Problem to work on
Show every line of the records below that contains the word "Lastra".

### Supplied material ###

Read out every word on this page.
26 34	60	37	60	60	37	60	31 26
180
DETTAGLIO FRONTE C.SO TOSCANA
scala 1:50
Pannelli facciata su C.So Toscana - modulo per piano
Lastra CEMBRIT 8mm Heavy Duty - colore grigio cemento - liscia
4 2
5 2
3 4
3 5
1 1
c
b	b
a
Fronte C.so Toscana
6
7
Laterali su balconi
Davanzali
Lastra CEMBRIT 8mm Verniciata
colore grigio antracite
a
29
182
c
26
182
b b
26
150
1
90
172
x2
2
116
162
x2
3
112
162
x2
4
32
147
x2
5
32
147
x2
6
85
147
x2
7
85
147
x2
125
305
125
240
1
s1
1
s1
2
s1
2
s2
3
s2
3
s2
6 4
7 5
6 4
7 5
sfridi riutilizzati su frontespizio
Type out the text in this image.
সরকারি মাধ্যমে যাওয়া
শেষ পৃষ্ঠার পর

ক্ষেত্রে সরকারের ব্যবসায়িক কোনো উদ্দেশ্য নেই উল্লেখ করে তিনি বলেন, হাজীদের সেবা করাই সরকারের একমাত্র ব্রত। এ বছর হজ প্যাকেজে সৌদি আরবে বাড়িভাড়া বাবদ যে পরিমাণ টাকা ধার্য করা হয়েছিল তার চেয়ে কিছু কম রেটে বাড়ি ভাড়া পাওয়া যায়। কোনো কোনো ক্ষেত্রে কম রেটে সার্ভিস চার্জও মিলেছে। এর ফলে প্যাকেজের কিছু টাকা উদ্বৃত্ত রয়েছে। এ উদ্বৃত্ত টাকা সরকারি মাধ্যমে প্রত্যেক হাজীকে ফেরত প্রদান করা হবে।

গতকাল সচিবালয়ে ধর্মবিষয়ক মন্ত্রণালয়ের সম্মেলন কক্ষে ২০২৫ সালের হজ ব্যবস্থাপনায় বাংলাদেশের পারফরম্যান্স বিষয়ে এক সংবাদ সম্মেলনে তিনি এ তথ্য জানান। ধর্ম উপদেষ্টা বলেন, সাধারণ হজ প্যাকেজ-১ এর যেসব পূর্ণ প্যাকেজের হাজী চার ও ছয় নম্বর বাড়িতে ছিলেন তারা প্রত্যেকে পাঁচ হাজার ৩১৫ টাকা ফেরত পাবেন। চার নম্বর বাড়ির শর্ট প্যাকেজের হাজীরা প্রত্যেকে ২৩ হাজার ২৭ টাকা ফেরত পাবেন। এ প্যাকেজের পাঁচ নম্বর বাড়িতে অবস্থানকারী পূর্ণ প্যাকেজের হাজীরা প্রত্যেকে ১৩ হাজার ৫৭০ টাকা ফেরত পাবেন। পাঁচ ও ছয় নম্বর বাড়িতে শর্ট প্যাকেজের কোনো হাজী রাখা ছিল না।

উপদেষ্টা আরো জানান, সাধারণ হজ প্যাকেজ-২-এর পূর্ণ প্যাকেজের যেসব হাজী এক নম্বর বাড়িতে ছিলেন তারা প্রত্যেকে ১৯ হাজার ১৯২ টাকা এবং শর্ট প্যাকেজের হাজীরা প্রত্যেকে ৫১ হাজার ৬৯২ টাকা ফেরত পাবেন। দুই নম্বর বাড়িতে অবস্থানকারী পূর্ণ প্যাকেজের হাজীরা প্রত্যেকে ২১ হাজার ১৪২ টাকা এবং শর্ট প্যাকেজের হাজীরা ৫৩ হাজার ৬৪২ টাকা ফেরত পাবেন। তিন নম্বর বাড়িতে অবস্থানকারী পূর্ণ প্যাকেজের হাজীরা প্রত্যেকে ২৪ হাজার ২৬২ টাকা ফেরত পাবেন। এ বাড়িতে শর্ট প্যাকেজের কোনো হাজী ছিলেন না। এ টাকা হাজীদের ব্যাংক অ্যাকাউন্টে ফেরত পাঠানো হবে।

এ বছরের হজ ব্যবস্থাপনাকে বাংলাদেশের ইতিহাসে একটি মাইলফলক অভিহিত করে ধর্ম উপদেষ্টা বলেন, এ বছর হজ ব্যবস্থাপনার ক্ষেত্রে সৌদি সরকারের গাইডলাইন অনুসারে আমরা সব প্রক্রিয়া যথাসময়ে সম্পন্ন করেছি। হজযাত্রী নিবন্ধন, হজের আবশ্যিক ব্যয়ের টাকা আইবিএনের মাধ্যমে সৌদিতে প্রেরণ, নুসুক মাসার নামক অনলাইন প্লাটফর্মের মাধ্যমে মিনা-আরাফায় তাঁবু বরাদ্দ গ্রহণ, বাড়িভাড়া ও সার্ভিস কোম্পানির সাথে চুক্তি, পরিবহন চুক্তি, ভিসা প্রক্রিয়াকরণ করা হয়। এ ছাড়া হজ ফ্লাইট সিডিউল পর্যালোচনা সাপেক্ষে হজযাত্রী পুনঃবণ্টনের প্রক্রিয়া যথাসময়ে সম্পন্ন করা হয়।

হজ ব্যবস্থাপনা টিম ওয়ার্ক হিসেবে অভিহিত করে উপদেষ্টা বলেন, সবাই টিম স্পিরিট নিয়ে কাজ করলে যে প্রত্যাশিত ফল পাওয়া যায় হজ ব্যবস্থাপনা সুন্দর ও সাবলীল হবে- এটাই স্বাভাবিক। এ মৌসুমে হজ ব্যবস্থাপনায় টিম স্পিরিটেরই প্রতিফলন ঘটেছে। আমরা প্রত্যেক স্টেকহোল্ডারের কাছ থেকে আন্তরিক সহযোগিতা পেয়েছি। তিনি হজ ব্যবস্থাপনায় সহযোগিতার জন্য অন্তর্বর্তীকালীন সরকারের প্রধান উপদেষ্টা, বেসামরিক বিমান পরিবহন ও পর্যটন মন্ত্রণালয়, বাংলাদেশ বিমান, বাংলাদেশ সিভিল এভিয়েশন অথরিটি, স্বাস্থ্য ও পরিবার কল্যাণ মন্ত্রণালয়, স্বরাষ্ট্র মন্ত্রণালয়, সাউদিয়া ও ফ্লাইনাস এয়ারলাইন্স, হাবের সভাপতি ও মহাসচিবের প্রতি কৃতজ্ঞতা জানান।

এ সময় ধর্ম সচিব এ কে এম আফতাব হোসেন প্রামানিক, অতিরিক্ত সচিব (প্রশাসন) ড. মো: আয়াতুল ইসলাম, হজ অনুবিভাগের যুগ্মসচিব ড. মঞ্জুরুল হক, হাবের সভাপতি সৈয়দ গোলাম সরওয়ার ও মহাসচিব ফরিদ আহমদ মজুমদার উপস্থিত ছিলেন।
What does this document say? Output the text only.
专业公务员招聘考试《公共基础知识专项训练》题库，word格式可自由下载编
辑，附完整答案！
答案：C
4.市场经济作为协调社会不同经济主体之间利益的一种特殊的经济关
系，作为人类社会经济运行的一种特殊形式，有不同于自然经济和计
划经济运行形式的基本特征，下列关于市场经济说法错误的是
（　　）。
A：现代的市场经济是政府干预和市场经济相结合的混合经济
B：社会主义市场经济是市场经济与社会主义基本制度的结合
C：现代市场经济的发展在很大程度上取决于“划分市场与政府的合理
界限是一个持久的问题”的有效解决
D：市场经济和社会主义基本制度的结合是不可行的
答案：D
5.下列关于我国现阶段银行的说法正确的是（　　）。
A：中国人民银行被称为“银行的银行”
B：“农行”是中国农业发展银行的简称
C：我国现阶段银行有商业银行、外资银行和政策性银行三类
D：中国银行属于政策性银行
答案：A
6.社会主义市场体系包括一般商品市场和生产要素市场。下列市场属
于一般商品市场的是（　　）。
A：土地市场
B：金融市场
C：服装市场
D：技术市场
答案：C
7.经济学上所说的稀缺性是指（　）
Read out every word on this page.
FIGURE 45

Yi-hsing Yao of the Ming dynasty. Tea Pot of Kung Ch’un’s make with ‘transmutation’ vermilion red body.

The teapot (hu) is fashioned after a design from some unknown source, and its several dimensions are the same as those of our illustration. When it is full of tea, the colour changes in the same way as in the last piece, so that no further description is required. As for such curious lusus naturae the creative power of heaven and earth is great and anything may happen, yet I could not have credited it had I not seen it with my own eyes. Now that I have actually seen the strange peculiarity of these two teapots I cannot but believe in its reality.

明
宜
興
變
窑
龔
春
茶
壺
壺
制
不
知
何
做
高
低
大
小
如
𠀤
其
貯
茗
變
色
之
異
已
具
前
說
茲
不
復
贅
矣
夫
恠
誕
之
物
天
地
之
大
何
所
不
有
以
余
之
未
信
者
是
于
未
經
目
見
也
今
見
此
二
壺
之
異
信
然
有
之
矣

###

Output for this task
Lastra CEMBRIT 8mm Heavy Duty - colore grigio cemento - liscia
Lastra CEMBRIT 8mm Verniciata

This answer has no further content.